_SELECTED PASSAGE_.
⁂
= Willie Tolbert =

Willie James Tolbert (1924 – October 28, 1949) was an African-American man from Greenwood, South Carolina, who was convicted of raping a 16-year-old white girl on August 8, 1949, and executed by electric chair on October 28, 1949. AP News stories about the three-day manhunt, trial, and execution of Tolbert were picked up by papers across the nation. Tolbert maintained in interviews with his lawyer and the press that the sex he had with the girl was consensual and that he was unable to testify in his own defense during the trial since he was warned not to by the county sheriff. Two separate reporters, Deling Booth and John Henry McCray, who published articles providing Tolbert's version of the events were charged with criminal libel following Tolbert's execution.

== Arrest ==
According to newspaper reports, a 16-year-old white girl and her white boyfriend, 17-year-old Sammy Cassels (also reported as Sam or Sammy Castles), were parked on the side of an isolated road when Tolbert approached their car on foot asking for a match to light his cigarette. The girl, alarmed by the unexpected appearance of Tolbert, got out of the car and attempted to run away. Tolbert chased after her, caught her by the arm, and dragged her back to the vehicle where he allegedly raped her in the presence of her boyfriend. Cassels claimed he did not try to intervene because Tolbert, though unarmed, threatened to kill the girl if Cassels tried to stop him.

Following the assault, the teenagers testified that Tolbert kidnapped them and drove them around for about two hours on the rural roads of Greenwood and neighboring Laurens County at speeds sometimes reaching 100 miles per hour, threatening to kill them all by wrecking the car if the teenaged couple made any attempt to escape. Tolbert allegedly pulled over the car at some point during this period of time and raped the girl a second time. After a few hours, Tolbert returned to approximately the same place where he first abducted the couple. They said that Tolbert told them he was going to hop a freight train out of town and exclaimed "some Negro will die for this but it won't be me" before fleeing from the scene.

A manhunt for Tolbert ensued, enlisting the efforts of hundreds of armed volunteers from the Greenwood area. As the manhunt dragged on unsuccessfully, crosses were burned outside of African-American businesses in downtown Greenwood in apparent response to the alleged crime. Tolbert, who had taken refuge at his mother's house after evading the search parties in the woods for the previous three days, surrendered himself to authorities. Out of concern for Tolbert's safety, the sheriff immediately rushed Tolbert to the prison in nearby Columbia, South Carolina, where he was held for questioning and, according to the sheriff, confessed to raping the girl.

== Trial ==
Tolbert's trial began on September 12, 1949, with Judge J. Henry Johnson of Allendale presiding. Solicitor Jeff Griffith of Saluda stood in as prosecuting attorney for Solicitor Hugh Beasley of Greenwood whose daughter was the alleged victim of the crime. Tolbert was represented by Columbia attorney Harold Boulware, Jr., the first African-American lawyer to try a case in Greenwood County.
⁂
_BRIEF A_. Please swap "bar-corporate" for "bar-business" in the part of the records that opens with the line containing "nbs-logo-text: НБСта xyxy=(452,565,477,574)" and closes with the line containing "bar-corporate xyxy=(100,320,174,422)". Leave everything else unchanged and return only those lines.

Element and region listings:
⁂
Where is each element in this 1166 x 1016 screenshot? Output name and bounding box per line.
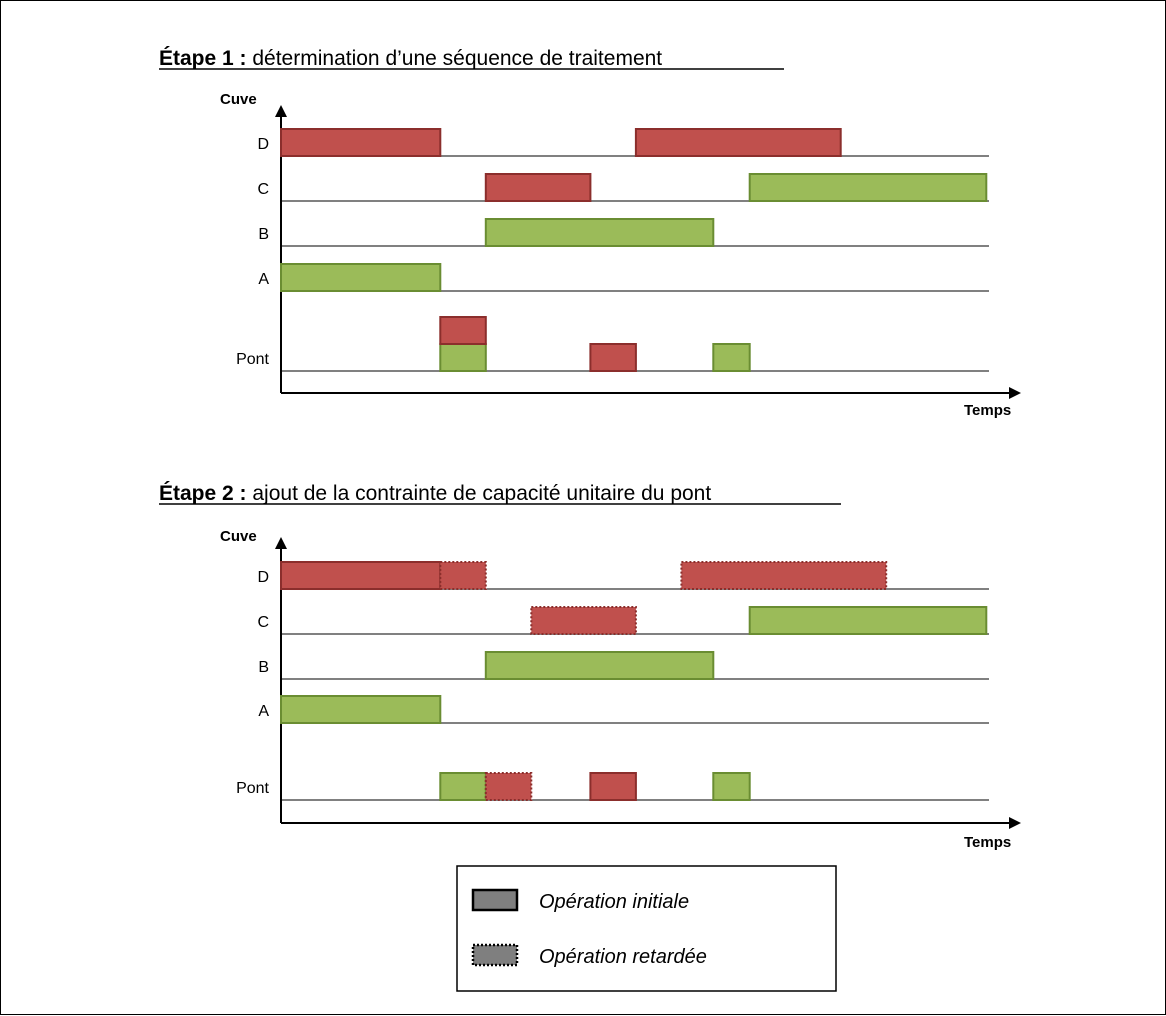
operation-bar-b-initial [484, 218, 715, 247]
step-1-lanes: D C B A Pont [236, 136, 989, 372]
operation-bar-c-initial [484, 173, 592, 202]
step-2-title-rest: ajout de la contrainte de capacité unita… [247, 482, 712, 505]
operation-bar-d-delayed [680, 561, 888, 590]
operation-bar-pont-initial [589, 772, 637, 801]
step-1-title-rest: détermination d’une séquence de traiteme… [247, 47, 663, 70]
operation-bar-d-initial [634, 128, 842, 157]
lane-label-d: D [257, 569, 269, 586]
step-2-x-axis-label: Temps [964, 834, 1011, 851]
step-2-bars [280, 561, 988, 801]
operation-bar-d-delayed [439, 561, 487, 590]
operation-bar-d-initial [280, 128, 442, 157]
lane-label-d: D [257, 136, 269, 153]
operation-bar-pont-initial [589, 343, 637, 372]
lane-label-c: C [257, 181, 269, 198]
step-2-chart: Étape 2 : ajout de la contrainte de capa… [159, 482, 1021, 851]
operation-bar-pont-initial [439, 772, 487, 801]
legend-initial-label: Opération initiale [539, 891, 689, 913]
step-2-title: Étape 2 : ajout de la contrainte de capa… [159, 482, 711, 505]
lane-label-b: B [258, 659, 269, 676]
operation-bar-d-initial [280, 561, 442, 590]
legend: Opération initiale Opération retardée [456, 865, 837, 992]
operation-bar-pont-delayed [484, 772, 533, 801]
lane-label-pont: Pont [236, 780, 269, 797]
lane-label-b: B [258, 226, 269, 243]
step-2-title-bold: Étape 2 : [159, 482, 247, 505]
step-1-title-bold: Étape 1 : [159, 47, 247, 70]
step-1-title: Étape 1 : détermination d’une séquence d… [159, 47, 662, 70]
operation-bar-a-initial [280, 263, 442, 292]
operation-bar-c-delayed [530, 606, 637, 635]
lane-label-a: A [258, 703, 269, 720]
operation-bar-a-initial [280, 695, 442, 724]
lane-label-c: C [257, 614, 269, 631]
legend-box [456, 865, 837, 992]
legend-initial-swatch [471, 888, 519, 912]
operation-bar-pont-initial [712, 772, 751, 801]
step-1-y-axis-label: Cuve [220, 91, 257, 108]
step-2-lanes: D C B A Pont [236, 569, 989, 801]
lane-label-a: A [258, 271, 269, 288]
operation-bar-c-initial [748, 173, 988, 202]
operation-bar-b-initial [484, 651, 715, 680]
step-1-bars [280, 128, 988, 372]
operation-bar-pont-initial [439, 316, 487, 345]
step-1-chart: Étape 1 : détermination d’une séquence d… [159, 47, 1021, 419]
step-1-x-axis-label: Temps [964, 402, 1011, 419]
legend-delayed-swatch [471, 943, 519, 967]
legend-delayed-label: Opération retardée [539, 946, 707, 968]
operation-bar-pont-initial [712, 343, 751, 372]
step-2-y-axis-label: Cuve [220, 528, 257, 545]
operation-bar-c-initial [748, 606, 988, 635]
operation-bar-pont-initial [439, 343, 487, 372]
lane-label-pont: Pont [236, 351, 269, 368]
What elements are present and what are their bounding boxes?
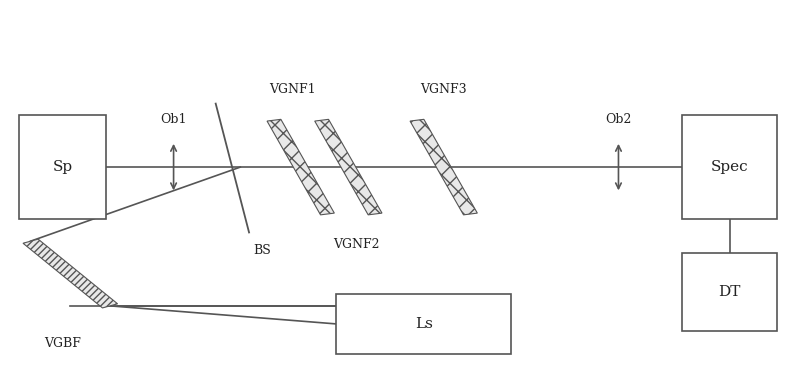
Polygon shape bbox=[314, 119, 382, 215]
Text: Spec: Spec bbox=[711, 160, 749, 174]
Polygon shape bbox=[23, 239, 118, 308]
Text: VGNF2: VGNF2 bbox=[333, 238, 379, 251]
Text: BS: BS bbox=[253, 244, 270, 257]
Text: Sp: Sp bbox=[52, 160, 73, 174]
Text: Ob2: Ob2 bbox=[606, 113, 632, 126]
Bar bbox=[682, 253, 778, 331]
Text: VGNF1: VGNF1 bbox=[270, 83, 316, 96]
Text: VGNF3: VGNF3 bbox=[420, 83, 467, 96]
Bar bbox=[337, 294, 511, 354]
Bar bbox=[18, 115, 106, 219]
Bar bbox=[682, 115, 778, 219]
Text: DT: DT bbox=[718, 285, 741, 299]
Text: VGBF: VGBF bbox=[44, 337, 81, 350]
Text: Ob1: Ob1 bbox=[160, 113, 187, 126]
Polygon shape bbox=[410, 119, 478, 215]
Text: Ls: Ls bbox=[415, 317, 433, 331]
Polygon shape bbox=[267, 119, 334, 215]
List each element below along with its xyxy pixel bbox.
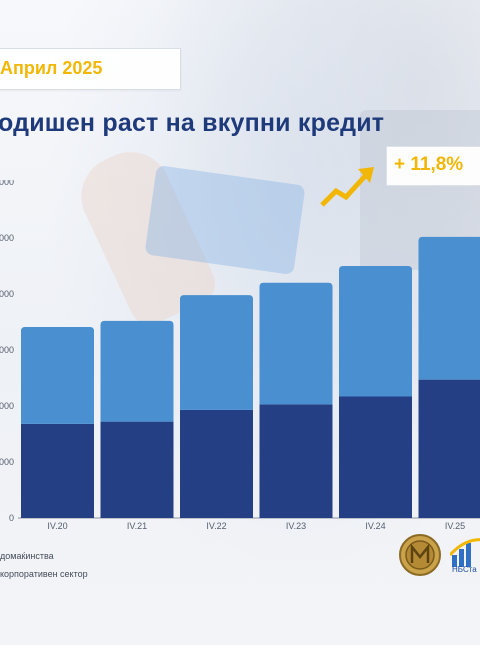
nbs-logo-text: НБСта xyxy=(452,565,477,574)
coin-seal-icon xyxy=(399,534,441,576)
x-tick-label: IV.24 xyxy=(365,521,385,531)
growth-box xyxy=(386,146,480,186)
date-box xyxy=(0,48,181,90)
bar-corporate xyxy=(21,327,94,424)
x-tick-label: IV.21 xyxy=(127,521,147,531)
x-tick-label: IV.20 xyxy=(47,521,67,531)
page-title: одишен раст на вкупни кредит xyxy=(0,109,385,137)
bar-households xyxy=(339,396,412,518)
x-tick-label: IV.22 xyxy=(206,521,226,531)
date-label: Април 2025 xyxy=(0,58,103,78)
bar-corporate xyxy=(259,282,333,405)
bar-households xyxy=(100,421,174,518)
y-tick-label: 000 xyxy=(0,401,14,411)
growth-arrow-icon xyxy=(320,167,374,207)
x-tick-label: IV.23 xyxy=(286,521,306,531)
nbs-logo-icon xyxy=(450,538,480,567)
y-tick-label: 0 xyxy=(9,513,14,523)
bar-corporate xyxy=(100,320,174,422)
bar-layer xyxy=(21,236,480,518)
y-tick-label: 000 xyxy=(0,345,14,355)
bar-households xyxy=(259,404,333,518)
bar-corporate xyxy=(339,266,412,397)
legend-households: домаќинства xyxy=(0,551,54,561)
y-tick-label: 000 xyxy=(0,233,14,243)
bar-households xyxy=(21,423,94,518)
y-tick-label: 000 xyxy=(0,180,14,187)
bar-households xyxy=(418,379,480,518)
bar-corporate xyxy=(180,295,253,410)
bar-corporate xyxy=(418,236,480,380)
y-tick-label: 000 xyxy=(0,289,14,299)
bar-households xyxy=(180,409,253,518)
legend-corporate: корпоративен сектор xyxy=(0,569,88,579)
growth-label: + 11,8% xyxy=(394,154,464,175)
x-tick-label: IV.25 xyxy=(445,521,465,531)
y-tick-label: 000 xyxy=(0,457,14,467)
⁂
_BRIEF B_. Quote the part of the Willie Tolbert article that opens with the words "Following the assault, the" and closes with "from the scene.".

_ANSWER A_.
nbs-logo-text: НБСта xyxy=(452,565,477,574)
coin-seal-icon xyxy=(399,534,441,576)
x-tick-label: IV.24 xyxy=(365,521,385,531)
growth-box xyxy=(386,146,480,186)
date-box xyxy=(0,48,181,90)
bar-business xyxy=(21,327,94,424)
x-tick-label: IV.21 xyxy=(127,521,147,531)
x-tick-label: IV.20 xyxy=(47,521,67,531)
page-title: одишен раст на вкупни кредит xyxy=(0,109,385,137)
bar-households xyxy=(339,396,412,518)
x-tick-label: IV.22 xyxy=(206,521,226,531)
date-label: Април 2025 xyxy=(0,58,103,78)
bar-business xyxy=(259,282,333,405)
bar-households xyxy=(100,421,174,518)
y-tick-label: 000 xyxy=(0,401,14,411)
growth-arrow-icon xyxy=(320,167,374,207)
x-tick-label: IV.23 xyxy=(286,521,306,531)
nbs-logo-icon xyxy=(450,538,480,567)
y-tick-label: 0 xyxy=(9,513,14,523)
bar-business xyxy=(100,320,174,422)

_ANSWER B_.
Following the assault, the teenagers testified that Tolbert kidnapped them and drove them around for about two hours on the rural roads of Greenwood and neighboring Laurens County at speeds sometimes reaching 100 miles per hour, threatening to kill them all by wrecking the car if the teenaged couple made any attempt to escape. Tolbert allegedly pulled over the car at some point during this period of time and raped the girl a second time. After a few hours, Tolbert returned to approximately the same place where he first abducted the couple. They said that Tolbert told them he was going to hop a freight train out of town and exclaimed "some Negro will die for this but it won't be me" before fleeing from the scene.